Permanent Coops With Fixed Runs:
If you have limited space, this is your best option. Coops with runs are much better than battery poultry production and allow for much happier and healthier chickens.
There are downsides, though. Unless you have a very large run (outdoor confinement space) or few chickens, the ground in these runs can become burnt by excess nitrogen in the “hot” manure from the chickens. This will denude your run of all grass, leaving dusty or muddy patches of earth.
The stationary nature can also be an incubator for disease.
These issues can be mitigated and access to fresh forage can be provided by dumping all the fresh organic wastes from your yard, glass clippings, leaf piles, kitchen scraps, straw, etc., into the run.
Chicken love to scratch and forage and will quickly turn this into valuable compost, which you dig out and place in your garden, and which will then restock the run with fresh organic matter. Chickens will eat all sorts of tasty treats like insects, fungi, and other organic matter and get great benefit from it.
Permanent Coops With Free-Range Access:
You’ll need more space in order to allow chickens free-range access to your enclosed lawn or garden. This method is better for the chickens and requires less effort on the whole.

● LIST OF TASKS
**1.** In the passage on chicken coops, why does the ground in a fixed run end up as bare dirt?
**2.** Continue the passage on chicken coops from its last sentence, in the same plain style.

● ENTRIES SUPPLIED
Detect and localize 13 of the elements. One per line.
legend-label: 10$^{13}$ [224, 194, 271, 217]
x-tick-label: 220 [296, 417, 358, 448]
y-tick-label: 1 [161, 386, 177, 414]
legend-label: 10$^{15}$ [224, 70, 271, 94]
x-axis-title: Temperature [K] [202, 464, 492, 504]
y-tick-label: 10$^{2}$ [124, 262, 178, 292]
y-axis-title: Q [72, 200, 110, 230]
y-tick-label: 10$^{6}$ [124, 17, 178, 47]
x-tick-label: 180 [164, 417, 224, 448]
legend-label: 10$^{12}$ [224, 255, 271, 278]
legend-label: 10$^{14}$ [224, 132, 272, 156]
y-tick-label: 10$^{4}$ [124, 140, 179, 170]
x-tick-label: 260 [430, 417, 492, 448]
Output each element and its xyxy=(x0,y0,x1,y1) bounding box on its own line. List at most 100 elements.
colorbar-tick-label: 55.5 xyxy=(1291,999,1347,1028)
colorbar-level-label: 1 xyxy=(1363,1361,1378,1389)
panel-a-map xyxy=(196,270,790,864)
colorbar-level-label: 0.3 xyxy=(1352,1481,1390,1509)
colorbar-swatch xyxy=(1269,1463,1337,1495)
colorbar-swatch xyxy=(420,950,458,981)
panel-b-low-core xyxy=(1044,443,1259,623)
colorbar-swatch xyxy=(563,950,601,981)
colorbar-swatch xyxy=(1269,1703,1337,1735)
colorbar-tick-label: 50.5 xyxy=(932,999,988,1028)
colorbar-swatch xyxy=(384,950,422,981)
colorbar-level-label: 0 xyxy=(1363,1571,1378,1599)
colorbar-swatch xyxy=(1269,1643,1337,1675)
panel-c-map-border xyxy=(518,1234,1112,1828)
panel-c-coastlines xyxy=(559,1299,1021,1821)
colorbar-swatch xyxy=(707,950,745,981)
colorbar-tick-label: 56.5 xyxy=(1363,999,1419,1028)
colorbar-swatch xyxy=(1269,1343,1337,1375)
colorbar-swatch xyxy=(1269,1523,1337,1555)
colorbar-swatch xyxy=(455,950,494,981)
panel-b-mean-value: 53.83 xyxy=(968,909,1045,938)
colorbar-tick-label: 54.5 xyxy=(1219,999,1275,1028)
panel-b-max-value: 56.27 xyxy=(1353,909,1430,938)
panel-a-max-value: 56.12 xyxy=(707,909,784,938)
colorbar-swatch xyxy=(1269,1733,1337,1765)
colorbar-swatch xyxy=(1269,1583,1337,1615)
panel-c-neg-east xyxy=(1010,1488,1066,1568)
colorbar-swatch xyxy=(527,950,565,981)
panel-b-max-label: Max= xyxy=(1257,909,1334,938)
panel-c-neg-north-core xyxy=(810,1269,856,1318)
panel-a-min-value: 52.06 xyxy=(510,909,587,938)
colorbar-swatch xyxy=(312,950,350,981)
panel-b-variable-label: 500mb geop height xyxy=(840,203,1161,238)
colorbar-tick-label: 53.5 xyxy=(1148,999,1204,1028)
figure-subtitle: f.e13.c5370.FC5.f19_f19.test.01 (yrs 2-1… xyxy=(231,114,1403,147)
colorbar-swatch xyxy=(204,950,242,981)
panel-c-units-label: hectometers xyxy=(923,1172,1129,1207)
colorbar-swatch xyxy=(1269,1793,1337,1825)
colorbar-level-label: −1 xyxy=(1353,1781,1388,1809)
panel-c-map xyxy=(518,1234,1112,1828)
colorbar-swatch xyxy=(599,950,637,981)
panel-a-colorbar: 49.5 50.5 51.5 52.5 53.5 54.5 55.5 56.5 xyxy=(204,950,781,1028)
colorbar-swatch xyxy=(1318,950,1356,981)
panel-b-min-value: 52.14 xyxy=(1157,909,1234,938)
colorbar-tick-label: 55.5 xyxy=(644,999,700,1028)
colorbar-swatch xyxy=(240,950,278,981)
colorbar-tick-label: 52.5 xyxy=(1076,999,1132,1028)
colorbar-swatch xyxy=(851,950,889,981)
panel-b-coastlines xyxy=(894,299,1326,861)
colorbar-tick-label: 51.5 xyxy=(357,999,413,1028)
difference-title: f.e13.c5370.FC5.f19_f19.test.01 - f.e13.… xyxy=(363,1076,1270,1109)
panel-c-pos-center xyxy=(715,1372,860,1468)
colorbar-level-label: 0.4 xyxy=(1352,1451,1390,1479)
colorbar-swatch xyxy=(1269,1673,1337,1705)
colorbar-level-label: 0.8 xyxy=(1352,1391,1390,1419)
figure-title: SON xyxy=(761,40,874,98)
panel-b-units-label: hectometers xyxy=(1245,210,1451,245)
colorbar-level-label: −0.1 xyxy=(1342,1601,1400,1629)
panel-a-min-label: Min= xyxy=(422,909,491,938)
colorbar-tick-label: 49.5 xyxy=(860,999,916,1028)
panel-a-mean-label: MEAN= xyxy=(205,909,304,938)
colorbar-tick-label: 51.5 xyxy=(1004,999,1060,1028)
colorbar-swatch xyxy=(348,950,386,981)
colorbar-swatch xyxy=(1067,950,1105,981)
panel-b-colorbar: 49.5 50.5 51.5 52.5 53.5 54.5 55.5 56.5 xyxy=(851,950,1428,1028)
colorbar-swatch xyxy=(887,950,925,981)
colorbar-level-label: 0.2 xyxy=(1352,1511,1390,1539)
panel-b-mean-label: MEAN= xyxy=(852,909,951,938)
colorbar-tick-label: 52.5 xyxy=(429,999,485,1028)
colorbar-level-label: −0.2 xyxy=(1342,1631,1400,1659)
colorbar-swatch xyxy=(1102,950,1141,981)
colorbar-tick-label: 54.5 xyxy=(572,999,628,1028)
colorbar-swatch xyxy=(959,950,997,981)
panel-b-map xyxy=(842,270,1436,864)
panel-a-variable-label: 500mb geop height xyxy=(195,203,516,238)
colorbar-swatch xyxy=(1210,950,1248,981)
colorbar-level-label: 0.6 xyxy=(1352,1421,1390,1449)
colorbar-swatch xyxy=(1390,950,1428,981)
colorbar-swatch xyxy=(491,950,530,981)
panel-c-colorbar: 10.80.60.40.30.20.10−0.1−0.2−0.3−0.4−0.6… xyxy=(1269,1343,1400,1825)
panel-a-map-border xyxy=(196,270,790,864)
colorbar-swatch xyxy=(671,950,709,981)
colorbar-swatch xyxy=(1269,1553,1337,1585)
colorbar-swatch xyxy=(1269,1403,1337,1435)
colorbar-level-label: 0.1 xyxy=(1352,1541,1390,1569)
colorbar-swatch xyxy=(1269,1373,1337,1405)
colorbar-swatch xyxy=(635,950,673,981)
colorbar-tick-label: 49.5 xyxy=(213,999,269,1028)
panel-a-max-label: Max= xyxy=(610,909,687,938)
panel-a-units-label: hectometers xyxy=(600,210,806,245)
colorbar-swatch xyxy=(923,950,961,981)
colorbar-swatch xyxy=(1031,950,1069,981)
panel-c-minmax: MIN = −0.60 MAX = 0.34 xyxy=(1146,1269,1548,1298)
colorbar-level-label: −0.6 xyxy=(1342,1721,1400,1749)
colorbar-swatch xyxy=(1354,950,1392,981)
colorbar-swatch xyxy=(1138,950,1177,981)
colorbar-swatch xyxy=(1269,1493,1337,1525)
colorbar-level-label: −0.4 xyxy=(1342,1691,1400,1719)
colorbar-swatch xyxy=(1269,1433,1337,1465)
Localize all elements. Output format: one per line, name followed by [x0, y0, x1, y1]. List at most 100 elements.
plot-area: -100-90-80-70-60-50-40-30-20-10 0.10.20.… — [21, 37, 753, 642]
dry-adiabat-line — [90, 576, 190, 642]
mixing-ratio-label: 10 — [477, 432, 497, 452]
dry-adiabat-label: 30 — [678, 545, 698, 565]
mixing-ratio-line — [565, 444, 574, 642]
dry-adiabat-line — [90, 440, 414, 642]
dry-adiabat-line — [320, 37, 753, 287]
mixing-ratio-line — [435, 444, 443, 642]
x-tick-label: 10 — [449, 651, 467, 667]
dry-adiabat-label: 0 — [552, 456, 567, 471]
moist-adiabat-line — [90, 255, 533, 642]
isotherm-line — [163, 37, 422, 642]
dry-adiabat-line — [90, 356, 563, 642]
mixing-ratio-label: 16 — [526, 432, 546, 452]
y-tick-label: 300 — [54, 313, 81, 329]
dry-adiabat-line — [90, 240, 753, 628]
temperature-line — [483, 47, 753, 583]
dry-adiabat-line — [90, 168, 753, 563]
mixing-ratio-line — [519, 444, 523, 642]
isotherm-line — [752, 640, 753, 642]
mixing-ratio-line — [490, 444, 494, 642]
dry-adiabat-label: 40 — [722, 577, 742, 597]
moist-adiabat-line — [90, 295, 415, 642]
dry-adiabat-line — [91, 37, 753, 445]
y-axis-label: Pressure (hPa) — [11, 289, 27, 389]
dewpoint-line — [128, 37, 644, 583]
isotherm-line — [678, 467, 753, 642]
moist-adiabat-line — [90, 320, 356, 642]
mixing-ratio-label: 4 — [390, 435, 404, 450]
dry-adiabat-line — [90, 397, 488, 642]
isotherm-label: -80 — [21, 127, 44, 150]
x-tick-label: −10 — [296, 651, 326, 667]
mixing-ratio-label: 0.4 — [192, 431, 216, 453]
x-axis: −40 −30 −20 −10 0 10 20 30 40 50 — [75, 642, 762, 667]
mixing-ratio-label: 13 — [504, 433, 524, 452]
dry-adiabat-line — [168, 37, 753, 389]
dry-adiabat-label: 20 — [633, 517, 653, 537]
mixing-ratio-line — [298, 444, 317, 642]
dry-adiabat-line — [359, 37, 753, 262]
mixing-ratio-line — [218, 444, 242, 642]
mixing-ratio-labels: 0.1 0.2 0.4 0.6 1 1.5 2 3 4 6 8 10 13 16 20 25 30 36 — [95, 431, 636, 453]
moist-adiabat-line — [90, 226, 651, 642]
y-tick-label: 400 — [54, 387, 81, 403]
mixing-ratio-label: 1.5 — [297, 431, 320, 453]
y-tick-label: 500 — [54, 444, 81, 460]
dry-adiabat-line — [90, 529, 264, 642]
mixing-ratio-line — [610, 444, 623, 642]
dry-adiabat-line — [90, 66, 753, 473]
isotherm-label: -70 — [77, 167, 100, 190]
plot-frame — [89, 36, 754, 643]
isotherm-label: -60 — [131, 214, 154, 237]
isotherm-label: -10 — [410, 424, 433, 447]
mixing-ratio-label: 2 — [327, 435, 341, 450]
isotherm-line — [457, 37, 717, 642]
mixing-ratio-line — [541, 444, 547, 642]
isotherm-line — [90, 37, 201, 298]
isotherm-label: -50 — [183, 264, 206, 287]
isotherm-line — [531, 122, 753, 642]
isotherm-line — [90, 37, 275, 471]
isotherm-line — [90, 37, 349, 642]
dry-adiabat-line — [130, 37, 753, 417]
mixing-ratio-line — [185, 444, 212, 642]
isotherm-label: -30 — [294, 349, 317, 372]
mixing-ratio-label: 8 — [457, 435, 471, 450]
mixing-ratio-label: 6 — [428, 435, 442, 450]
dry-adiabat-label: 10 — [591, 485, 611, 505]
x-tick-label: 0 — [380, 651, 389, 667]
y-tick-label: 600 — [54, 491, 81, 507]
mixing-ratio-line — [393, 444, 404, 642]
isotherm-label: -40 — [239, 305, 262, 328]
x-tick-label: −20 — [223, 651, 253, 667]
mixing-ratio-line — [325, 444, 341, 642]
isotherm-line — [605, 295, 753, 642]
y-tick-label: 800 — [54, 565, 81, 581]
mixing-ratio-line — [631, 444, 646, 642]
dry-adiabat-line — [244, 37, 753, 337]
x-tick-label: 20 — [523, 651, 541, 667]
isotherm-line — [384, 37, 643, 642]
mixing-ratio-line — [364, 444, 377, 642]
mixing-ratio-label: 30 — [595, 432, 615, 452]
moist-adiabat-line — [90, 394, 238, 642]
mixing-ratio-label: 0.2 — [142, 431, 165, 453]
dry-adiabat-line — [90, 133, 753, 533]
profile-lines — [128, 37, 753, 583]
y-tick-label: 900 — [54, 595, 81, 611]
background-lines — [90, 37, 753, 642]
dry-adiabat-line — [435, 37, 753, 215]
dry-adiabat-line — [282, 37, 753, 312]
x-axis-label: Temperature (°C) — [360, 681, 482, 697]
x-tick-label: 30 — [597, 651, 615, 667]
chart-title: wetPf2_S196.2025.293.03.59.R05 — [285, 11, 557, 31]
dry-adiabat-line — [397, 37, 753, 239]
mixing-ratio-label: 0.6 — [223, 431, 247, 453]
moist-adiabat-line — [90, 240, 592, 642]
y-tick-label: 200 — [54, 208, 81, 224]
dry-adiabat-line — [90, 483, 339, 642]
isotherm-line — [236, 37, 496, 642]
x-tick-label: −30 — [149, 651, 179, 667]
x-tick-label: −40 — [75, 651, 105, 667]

● EXERCISE RESPONSES
**1.** Chicken manure is "hot" with excess nitrogen, which burns the ground unless the run is very large or holds few chickens. This strips the run of all grass and leaves dusty or muddy patches of earth.

**2.**
With this kind of coop, you let the chickens out to free-range around your lawn or garden daily, and they forage happily where they will. You have to ensure your yard fence is secure to prevent them escaping and to stop predators like dogs, foxes, and racoons from harassing or killing them. If you’ve got a young vegetable garden, you might have to fence them out of it to prevent them from eating the tender shoots.
Chickens naturally come home to roost at dusk, so you should have little trouble securing them at night (though you may have to clip the tip feathers on one or both wings to stop a particularly adventurous bird from deciding to sleep in a tree now and then).